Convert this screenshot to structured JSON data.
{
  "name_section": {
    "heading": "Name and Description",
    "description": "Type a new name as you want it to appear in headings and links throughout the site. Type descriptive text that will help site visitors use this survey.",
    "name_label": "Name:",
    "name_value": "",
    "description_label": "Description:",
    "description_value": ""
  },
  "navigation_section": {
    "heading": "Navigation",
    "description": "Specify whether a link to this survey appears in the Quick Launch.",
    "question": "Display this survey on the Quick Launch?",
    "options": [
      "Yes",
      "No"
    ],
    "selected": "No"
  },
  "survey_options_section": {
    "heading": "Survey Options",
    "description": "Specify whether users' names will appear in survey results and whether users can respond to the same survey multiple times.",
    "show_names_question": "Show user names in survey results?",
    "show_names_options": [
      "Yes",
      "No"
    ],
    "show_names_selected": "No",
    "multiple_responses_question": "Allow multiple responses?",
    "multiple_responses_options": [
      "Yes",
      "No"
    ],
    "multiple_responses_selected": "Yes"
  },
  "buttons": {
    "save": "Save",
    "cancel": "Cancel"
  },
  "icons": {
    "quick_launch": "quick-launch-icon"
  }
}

========================================

What you should do: Make an exact copy of the data above.

Finished task:
Convert this screenshot to structured JSON data.
{
  "name_section": {
    "heading": "Name and Description",
    "description": "Type a new name as you want it to appear in headings and links throughout the site. Type descriptive text that will help site visitors use this survey.",
    "name_label": "Name:",
    "name_value": "",
    "description_label": "Description:",
    "description_value": ""
  },
  "navigation_section": {
    "heading": "Navigation",
    "description": "Specify whether a link to this survey appears in the Quick Launch.",
    "question": "Display this survey on the Quick Launch?",
    "options": [
      "Yes",
      "No"
    ],
    "selected": "No"
  },
  "survey_options_section": {
    "heading": "Survey Options",
    "description": "Specify whether users' names will appear in survey results and whether users can respond to the same survey multiple times.",
    "show_names_question": "Show user names in survey results?",
    "show_names_options": [
      "Yes",
      "No"
    ],
    "show_names_selected": "No",
    "multiple_responses_question": "Allow multiple responses?",
    "multiple_responses_options": [
      "Yes",
      "No"
    ],
    "multiple_responses_selected": "Yes"
  },
  "buttons": {
    "save": "Save",
    "cancel": "Cancel"
  },
  "icons": {
    "quick_launch": "quick-launch-icon"
  }
}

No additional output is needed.